Write out exactly the lines from the one with "Extract the structured" through the last line. Pictures stay out.

## Begin INPUT

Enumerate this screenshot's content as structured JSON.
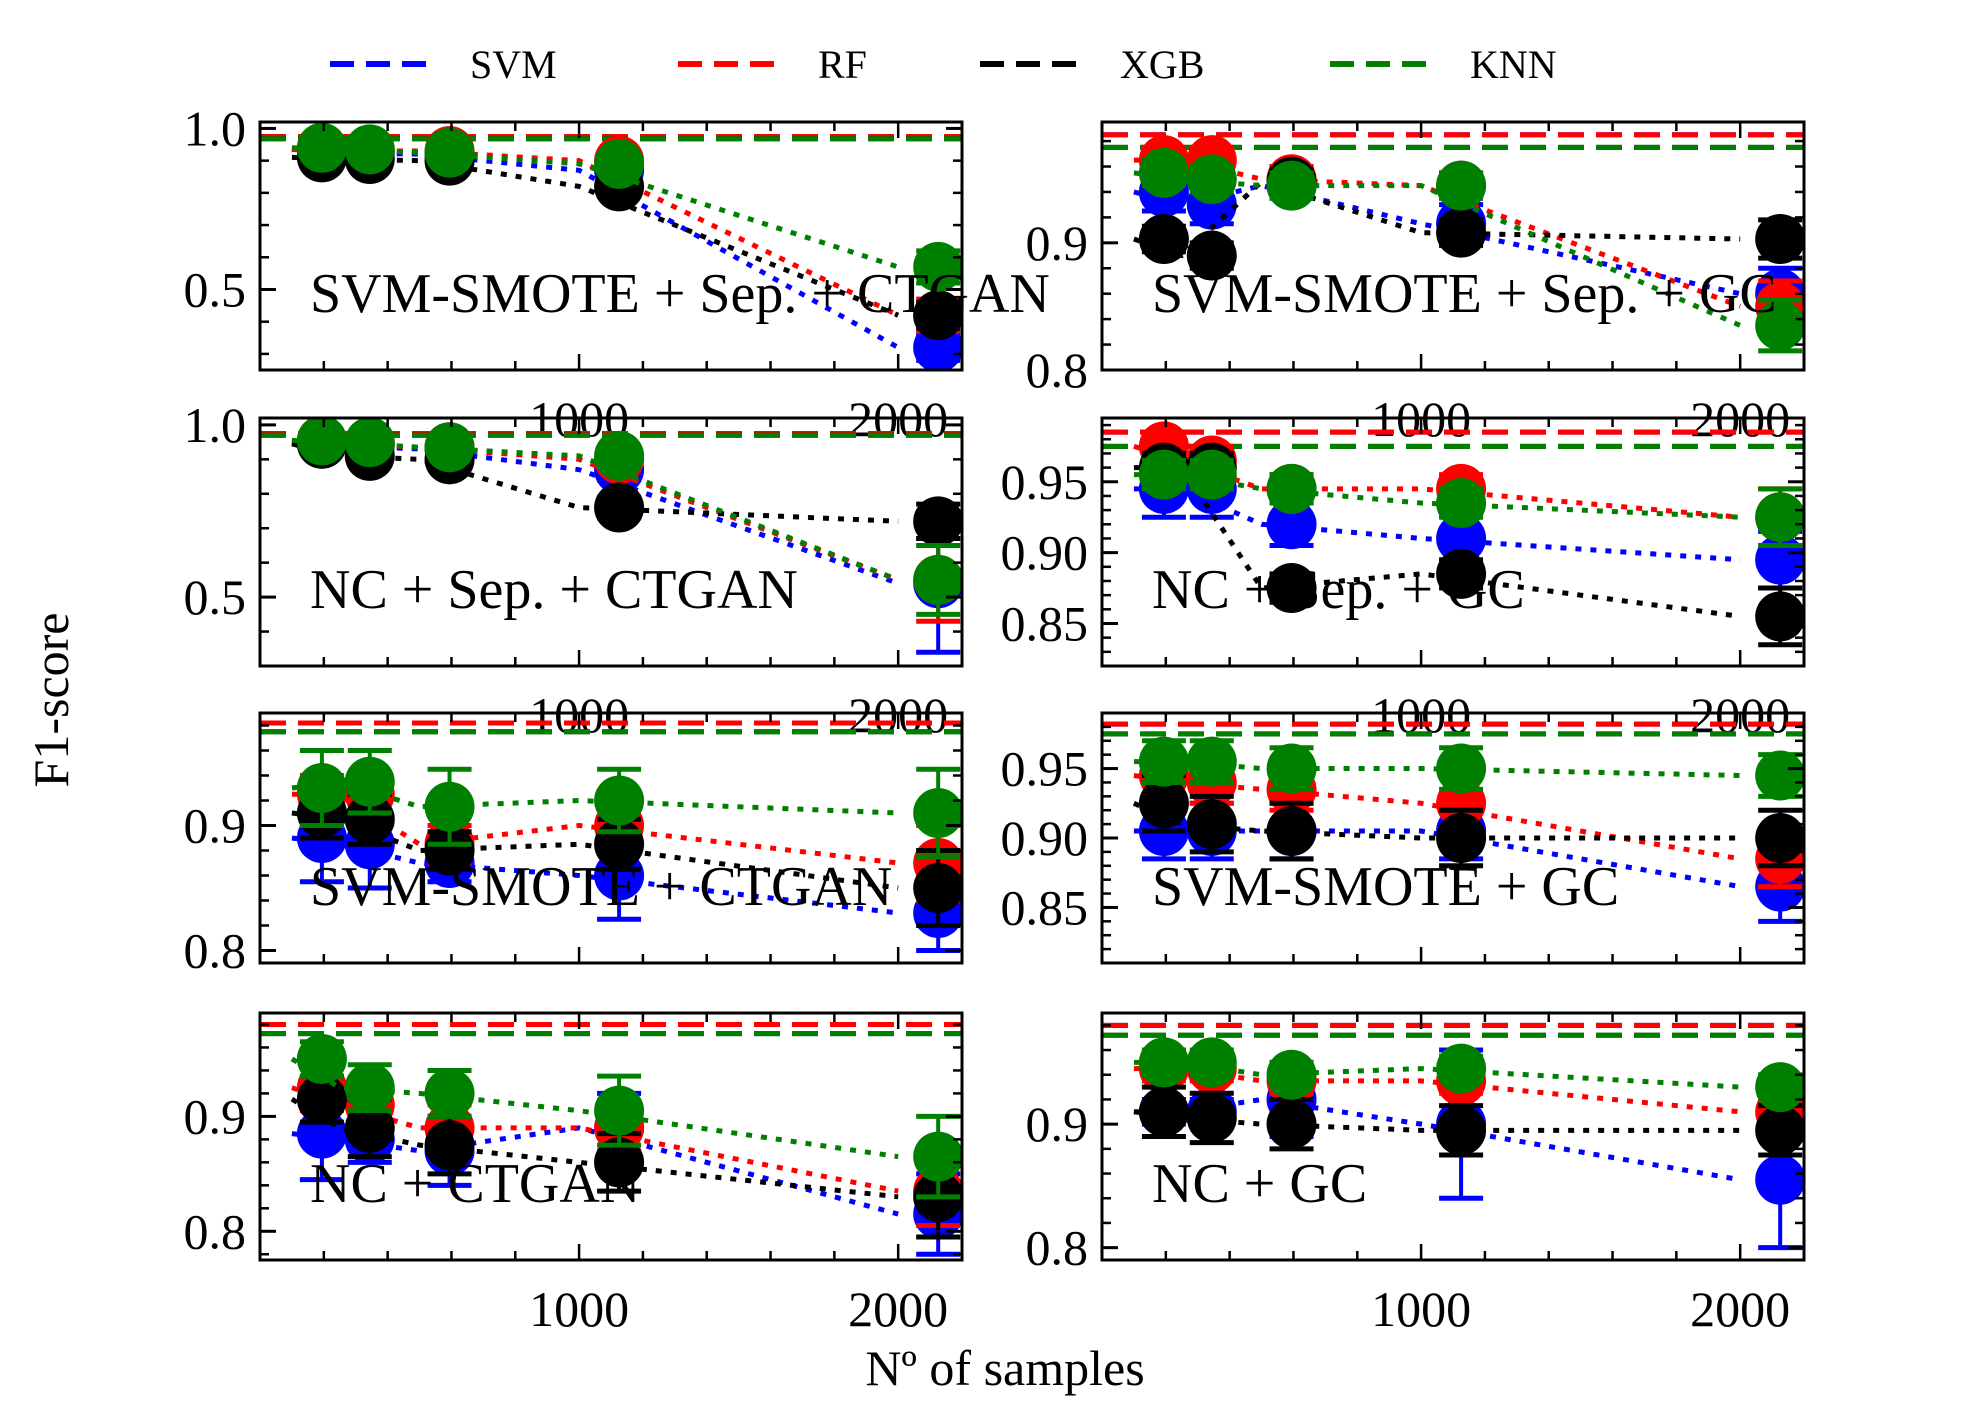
{
  "figure": {
    "ylabel": "F1-score",
    "xlabel": "Nº of samples",
    "legend": [
      {
        "name": "SVM",
        "color": "#0000ff"
      },
      {
        "name": "RF",
        "color": "#ff0000"
      },
      {
        "name": "XGB",
        "color": "#000000"
      },
      {
        "name": "KNN",
        "color": "#008000"
      }
    ]
  },
  "chart_data": [
    {
      "type": "line",
      "label": "SVM-SMOTE + Sep. + CTGAN",
      "x": [
        100,
        250,
        500,
        1000,
        2000
      ],
      "xlim": [
        0,
        2200
      ],
      "xticks": [
        1000,
        2000
      ],
      "ylim": [
        0.25,
        1.02
      ],
      "yticks": [
        0.5,
        1.0
      ],
      "ytick_labels": [
        "0.5",
        "1.0"
      ],
      "baselines": [
        0.975,
        0.975,
        0.968,
        0.968
      ],
      "series": [
        {
          "name": "SVM",
          "values": [
            0.935,
            0.925,
            0.92,
            0.87,
            0.32
          ],
          "err": [
            0.015,
            0.02,
            0.02,
            0.03,
            0.04
          ]
        },
        {
          "name": "RF",
          "values": [
            0.935,
            0.93,
            0.93,
            0.9,
            0.42
          ],
          "err": [
            0.015,
            0.015,
            0.02,
            0.03,
            0.05
          ]
        },
        {
          "name": "XGB",
          "values": [
            0.91,
            0.905,
            0.9,
            0.82,
            0.42
          ],
          "err": [
            0.015,
            0.02,
            0.02,
            0.03,
            0.04
          ]
        },
        {
          "name": "KNN",
          "values": [
            0.94,
            0.935,
            0.925,
            0.89,
            0.57
          ],
          "err": [
            0.01,
            0.01,
            0.015,
            0.02,
            0.05
          ]
        }
      ]
    },
    {
      "type": "line",
      "label": "SVM-SMOTE + Sep. + GC",
      "x": [
        100,
        250,
        500,
        1000,
        2000
      ],
      "xlim": [
        0,
        2200
      ],
      "xticks": [
        1000,
        2000
      ],
      "ylim": [
        0.8,
        0.995
      ],
      "yticks": [
        0.8,
        0.9
      ],
      "ytick_labels": [
        "0.8",
        "0.9"
      ],
      "baselines": [
        0.985,
        0.985,
        0.975,
        0.975
      ],
      "series": [
        {
          "name": "SVM",
          "values": [
            0.94,
            0.93,
            0.945,
            0.915,
            0.86
          ],
          "err": [
            0.015,
            0.015,
            0.01,
            0.015,
            0.02
          ]
        },
        {
          "name": "RF",
          "values": [
            0.965,
            0.965,
            0.95,
            0.945,
            0.85
          ],
          "err": [
            0.01,
            0.01,
            0.01,
            0.01,
            0.02
          ]
        },
        {
          "name": "XGB",
          "values": [
            0.903,
            0.89,
            0.948,
            0.908,
            0.903
          ],
          "err": [
            0.01,
            0.01,
            0.01,
            0.01,
            0.015
          ]
        },
        {
          "name": "KNN",
          "values": [
            0.955,
            0.95,
            0.945,
            0.945,
            0.835
          ],
          "err": [
            0.01,
            0.01,
            0.01,
            0.01,
            0.02
          ]
        }
      ]
    },
    {
      "type": "line",
      "label": "NC + Sep. + CTGAN",
      "x": [
        100,
        250,
        500,
        1000,
        2000
      ],
      "xlim": [
        0,
        2200
      ],
      "xticks": [
        1000,
        2000
      ],
      "ylim": [
        0.3,
        1.02
      ],
      "yticks": [
        0.5,
        1.0
      ],
      "ytick_labels": [
        "0.5",
        "1.0"
      ],
      "baselines": [
        0.975,
        0.975,
        0.97,
        0.97
      ],
      "series": [
        {
          "name": "SVM",
          "values": [
            0.95,
            0.94,
            0.93,
            0.87,
            0.54
          ],
          "err": [
            0.01,
            0.015,
            0.02,
            0.03,
            0.2
          ]
        },
        {
          "name": "RF",
          "values": [
            0.955,
            0.945,
            0.935,
            0.9,
            0.55
          ],
          "err": [
            0.01,
            0.015,
            0.02,
            0.03,
            0.12
          ]
        },
        {
          "name": "XGB",
          "values": [
            0.945,
            0.91,
            0.9,
            0.76,
            0.72
          ],
          "err": [
            0.01,
            0.02,
            0.02,
            0.03,
            0.05
          ]
        },
        {
          "name": "KNN",
          "values": [
            0.955,
            0.95,
            0.935,
            0.91,
            0.55
          ],
          "err": [
            0.01,
            0.01,
            0.015,
            0.02,
            0.1
          ]
        }
      ]
    },
    {
      "type": "line",
      "label": "NC + Sep. + GC",
      "x": [
        100,
        250,
        500,
        1000,
        2000
      ],
      "xlim": [
        0,
        2200
      ],
      "xticks": [
        1000,
        2000
      ],
      "ylim": [
        0.82,
        0.995
      ],
      "yticks": [
        0.85,
        0.9,
        0.95
      ],
      "ytick_labels": [
        "0.85",
        "0.90",
        "0.95"
      ],
      "baselines": [
        0.985,
        0.985,
        0.975,
        0.975
      ],
      "series": [
        {
          "name": "SVM",
          "values": [
            0.945,
            0.945,
            0.92,
            0.91,
            0.895
          ],
          "err": [
            0.02,
            0.02,
            0.015,
            0.02,
            0.02
          ]
        },
        {
          "name": "RF",
          "values": [
            0.975,
            0.965,
            0.945,
            0.945,
            0.925
          ],
          "err": [
            0.01,
            0.01,
            0.01,
            0.01,
            0.02
          ]
        },
        {
          "name": "XGB",
          "values": [
            0.96,
            0.96,
            0.875,
            0.885,
            0.855
          ],
          "err": [
            0.01,
            0.01,
            0.01,
            0.01,
            0.02
          ]
        },
        {
          "name": "KNN",
          "values": [
            0.955,
            0.955,
            0.945,
            0.935,
            0.925
          ],
          "err": [
            0.01,
            0.01,
            0.01,
            0.01,
            0.02
          ]
        }
      ]
    },
    {
      "type": "line",
      "label": "SVM-SMOTE + CTGAN",
      "x": [
        100,
        250,
        500,
        1000,
        2000
      ],
      "xlim": [
        0,
        2200
      ],
      "xticks": [],
      "ylim": [
        0.79,
        0.99
      ],
      "yticks": [
        0.8,
        0.9
      ],
      "ytick_labels": [
        "0.8",
        "0.9"
      ],
      "baselines": [
        0.982,
        0.982,
        0.975,
        0.975
      ],
      "series": [
        {
          "name": "SVM",
          "values": [
            0.89,
            0.885,
            0.87,
            0.86,
            0.83
          ],
          "err": [
            0.035,
            0.035,
            0.015,
            0.035,
            0.03
          ]
        },
        {
          "name": "RF",
          "values": [
            0.925,
            0.925,
            0.885,
            0.9,
            0.87
          ],
          "err": [
            0.015,
            0.015,
            0.015,
            0.02,
            0.03
          ]
        },
        {
          "name": "XGB",
          "values": [
            0.91,
            0.905,
            0.88,
            0.885,
            0.85
          ],
          "err": [
            0.02,
            0.02,
            0.015,
            0.02,
            0.03
          ]
        },
        {
          "name": "KNN",
          "values": [
            0.93,
            0.935,
            0.915,
            0.92,
            0.91
          ],
          "err": [
            0.03,
            0.025,
            0.03,
            0.025,
            0.035
          ]
        }
      ]
    },
    {
      "type": "line",
      "label": "SVM-SMOTE + GC",
      "x": [
        100,
        250,
        500,
        1000,
        2000
      ],
      "xlim": [
        0,
        2200
      ],
      "xticks": [],
      "ylim": [
        0.81,
        0.99
      ],
      "yticks": [
        0.85,
        0.9,
        0.95
      ],
      "ytick_labels": [
        "0.85",
        "0.90",
        "0.95"
      ],
      "baselines": [
        0.982,
        0.982,
        0.975,
        0.975
      ],
      "series": [
        {
          "name": "SVM",
          "values": [
            0.905,
            0.905,
            0.905,
            0.905,
            0.865
          ],
          "err": [
            0.02,
            0.02,
            0.02,
            0.02,
            0.025
          ]
        },
        {
          "name": "RF",
          "values": [
            0.945,
            0.94,
            0.935,
            0.925,
            0.885
          ],
          "err": [
            0.015,
            0.015,
            0.015,
            0.02,
            0.02
          ]
        },
        {
          "name": "XGB",
          "values": [
            0.925,
            0.91,
            0.905,
            0.9,
            0.9
          ],
          "err": [
            0.02,
            0.02,
            0.02,
            0.02,
            0.02
          ]
        },
        {
          "name": "KNN",
          "values": [
            0.955,
            0.955,
            0.95,
            0.95,
            0.945
          ],
          "err": [
            0.015,
            0.015,
            0.015,
            0.015,
            0.015
          ]
        }
      ]
    },
    {
      "type": "line",
      "label": "NC + CTGAN",
      "x": [
        100,
        250,
        500,
        1000,
        2000
      ],
      "xlim": [
        0,
        2200
      ],
      "xticks": [
        1000,
        2000
      ],
      "ylim": [
        0.775,
        0.99
      ],
      "yticks": [
        0.8,
        0.9
      ],
      "ytick_labels": [
        "0.8",
        "0.9"
      ],
      "baselines": [
        0.98,
        0.98,
        0.972,
        0.972
      ],
      "series": [
        {
          "name": "SVM",
          "values": [
            0.885,
            0.88,
            0.87,
            0.89,
            0.815
          ],
          "err": [
            0.04,
            0.02,
            0.03,
            0.03,
            0.035
          ]
        },
        {
          "name": "RF",
          "values": [
            0.925,
            0.91,
            0.89,
            0.89,
            0.835
          ],
          "err": [
            0.02,
            0.02,
            0.02,
            0.02,
            0.03
          ]
        },
        {
          "name": "XGB",
          "values": [
            0.915,
            0.89,
            0.875,
            0.86,
            0.83
          ],
          "err": [
            0.02,
            0.025,
            0.025,
            0.025,
            0.035
          ]
        },
        {
          "name": "KNN",
          "values": [
            0.95,
            0.925,
            0.92,
            0.905,
            0.865
          ],
          "err": [
            0.015,
            0.02,
            0.02,
            0.03,
            0.035
          ]
        }
      ]
    },
    {
      "type": "line",
      "label": "NC + GC",
      "x": [
        100,
        250,
        500,
        1000,
        2000
      ],
      "xlim": [
        0,
        2200
      ],
      "xticks": [
        1000,
        2000
      ],
      "ylim": [
        0.79,
        0.99
      ],
      "yticks": [
        0.8,
        0.9
      ],
      "ytick_labels": [
        "0.8",
        "0.9"
      ],
      "baselines": [
        0.98,
        0.98,
        0.972,
        0.972
      ],
      "series": [
        {
          "name": "SVM",
          "values": [
            0.91,
            0.91,
            0.92,
            0.9,
            0.855
          ],
          "err": [
            0.01,
            0.01,
            0.03,
            0.06,
            0.055
          ]
        },
        {
          "name": "RF",
          "values": [
            0.945,
            0.945,
            0.935,
            0.935,
            0.91
          ],
          "err": [
            0.01,
            0.01,
            0.01,
            0.01,
            0.015
          ]
        },
        {
          "name": "XGB",
          "values": [
            0.91,
            0.905,
            0.9,
            0.895,
            0.895
          ],
          "err": [
            0.02,
            0.02,
            0.02,
            0.02,
            0.02
          ]
        },
        {
          "name": "KNN",
          "values": [
            0.95,
            0.95,
            0.94,
            0.945,
            0.93
          ],
          "err": [
            0.01,
            0.01,
            0.01,
            0.01,
            0.01
          ]
        }
      ]
    }
  ]
}
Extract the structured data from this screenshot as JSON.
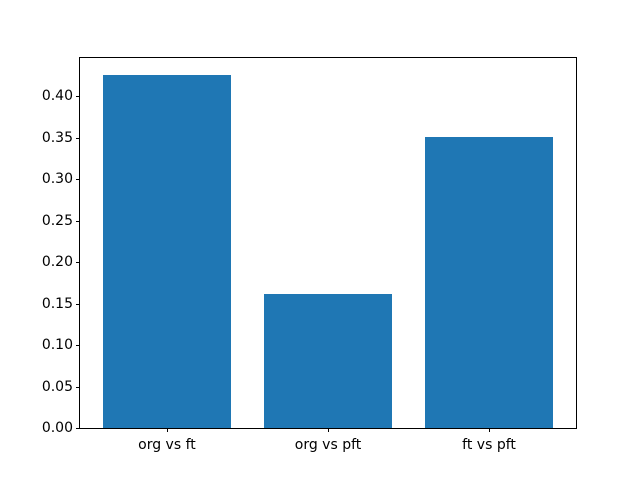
{
  "chart_data": {
    "type": "bar",
    "title": "",
    "xlabel": "",
    "ylabel": "",
    "categories": [
      "org vs ft",
      "org vs pft",
      "ft vs pft"
    ],
    "values": [
      0.425,
      0.161,
      0.351
    ],
    "ylim": [
      0,
      0.446
    ],
    "yticks": [
      0.0,
      0.05,
      0.1,
      0.15,
      0.2,
      0.25,
      0.3,
      0.35,
      0.4
    ],
    "ytick_labels": [
      "0.00",
      "0.05",
      "0.10",
      "0.15",
      "0.20",
      "0.25",
      "0.30",
      "0.35",
      "0.40"
    ],
    "bar_color": "#1f77b4",
    "bar_width_fraction": 0.8,
    "grid": false,
    "legend": null,
    "background_color": "#ffffff",
    "spine_color": "#000000"
  }
}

## End INPUT

• SOLUTION TO THIS EXERCISE:
Extract the structured data from this screenshot as JSON.
{
  "chart_data": {
    "type": "bar",
    "title": "",
    "xlabel": "",
    "ylabel": "",
    "categories": [
      "org vs ft",
      "org vs pft",
      "ft vs pft"
    ],
    "values": [
      0.425,
      0.161,
      0.351
    ],
    "ylim": [
      0,
      0.446
    ],
    "yticks": [
      0.0,
      0.05,
      0.1,
      0.15,
      0.2,
      0.25,
      0.3,
      0.35,
      0.4
    ],
    "ytick_labels": [
      "0.00",
      "0.05",
      "0.10",
      "0.15",
      "0.20",
      "0.25",
      "0.30",
      "0.35",
      "0.40"
    ],
    "bar_color": "#1f77b4",
    "bar_width_fraction": 0.8,
    "grid": false,
    "legend": null,
    "background_color": "#ffffff",
    "spine_color": "#000000"
  }
}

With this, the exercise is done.